Stated exercise |
Return a copy of each line that holds the string "Donnerstag".

▶

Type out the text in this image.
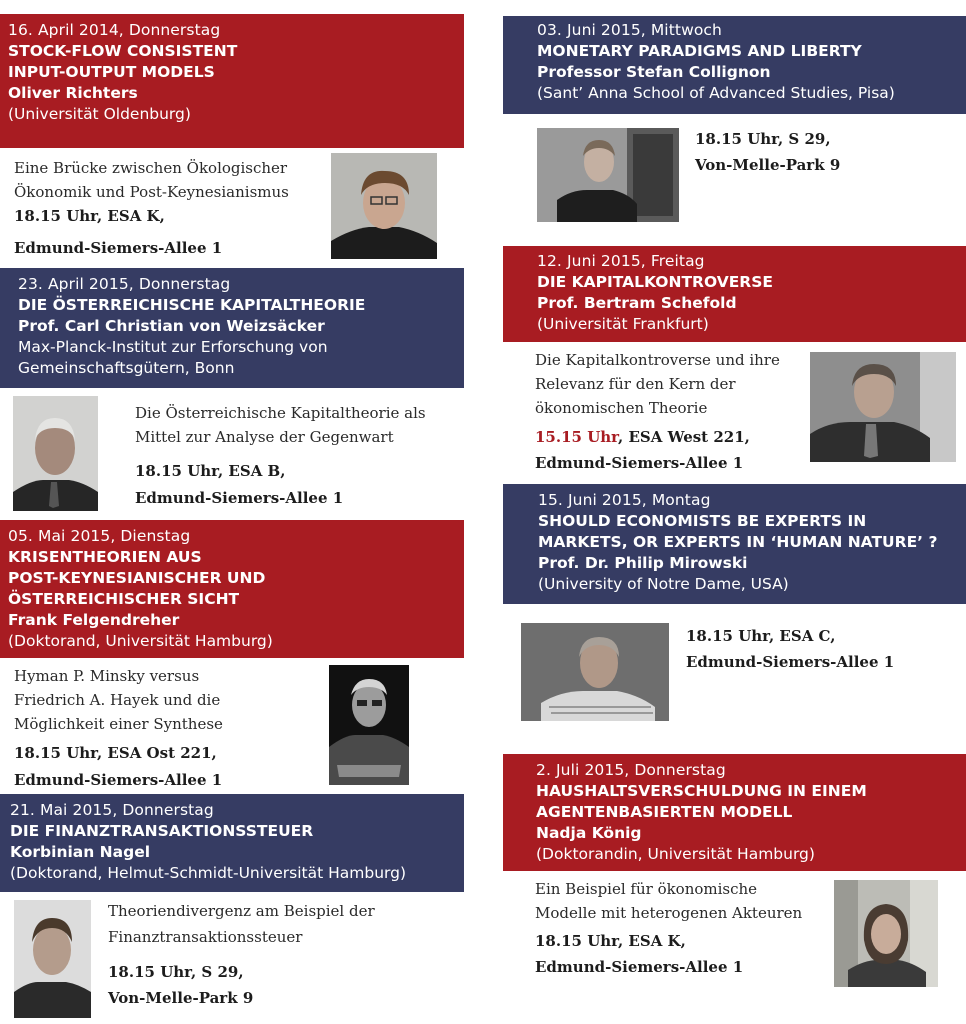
16. April 2014, Donnerstag
STOCK-FLOW CONSISTENT
INPUT-OUTPUT MODELS
Oliver Richters
(Universität Oldenburg)
Eine Brücke zwischen Ökologischer
Ökonomik und Post-Keynesianismus
18.15 Uhr, ESA K,
Edmund-Siemers-Allee 1
23. April 2015, Donnerstag
DIE ÖSTERREICHISCHE KAPITALTHEORIE
Prof. Carl Christian von Weizsäcker
Max-Planck-Institut zur Erforschung von
Gemeinschaftsgütern, Bonn
Die Österreichische Kapitaltheorie als
Mittel zur Analyse der Gegenwart
18.15 Uhr, ESA B,
Edmund-Siemers-Allee 1
05. Mai 2015, Dienstag
KRISENTHEORIEN AUS
POST-KEYNESIANISCHER UND
ÖSTERREICHISCHER SICHT
Frank Felgendreher
(Doktorand, Universität Hamburg)
Hyman P. Minsky versus
Friedrich A. Hayek und die
Möglichkeit einer Synthese
18.15 Uhr, ESA Ost 221,
Edmund-Siemers-Allee 1
21. Mai 2015, Donnerstag
DIE FINANZTRANSAKTIONSSTEUER
Korbinian Nagel
(Doktorand, Helmut-Schmidt-Universität Hamburg)
Theoriendivergenz am Beispiel der
Finanztransaktionssteuer
18.15 Uhr, S 29,
Von-Melle-Park 9
03. Juni 2015, Mittwoch
MONETARY PARADIGMS AND LIBERTY
Professor Stefan Collignon
(Sant’ Anna School of Advanced Studies, Pisa)
18.15 Uhr, S 29,
Von-Melle-Park 9
12. Juni 2015, Freitag
DIE KAPITALKONTROVERSE
Prof. Bertram Schefold
(Universität Frankfurt)
Die Kapitalkontroverse und ihre
Relevanz für den Kern der
ökonomischen Theorie
15.15 Uhr, ESA West 221,
Edmund-Siemers-Allee 1
15. Juni 2015, Montag
SHOULD ECONOMISTS BE EXPERTS IN
MARKETS, OR EXPERTS IN ‘HUMAN NATURE’ ?
Prof. Dr. Philip Mirowski
(University of Notre Dame, USA)
18.15 Uhr, ESA C,
Edmund-Siemers-Allee 1
2. Juli 2015, Donnerstag
HAUSHALTSVERSCHULDUNG IN EINEM
AGENTENBASIERTEN MODELL
Nadja König
(Doktorandin, Universität Hamburg)
Ein Beispiel für ökonomische
Modelle mit heterogenen Akteuren
18.15 Uhr, ESA K,
Edmund-Siemers-Allee 1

◀

Task solution |
16. April 2014, Donnerstag
23. April 2015, Donnerstag
21. Mai 2015, Donnerstag
2. Juli 2015, Donnerstag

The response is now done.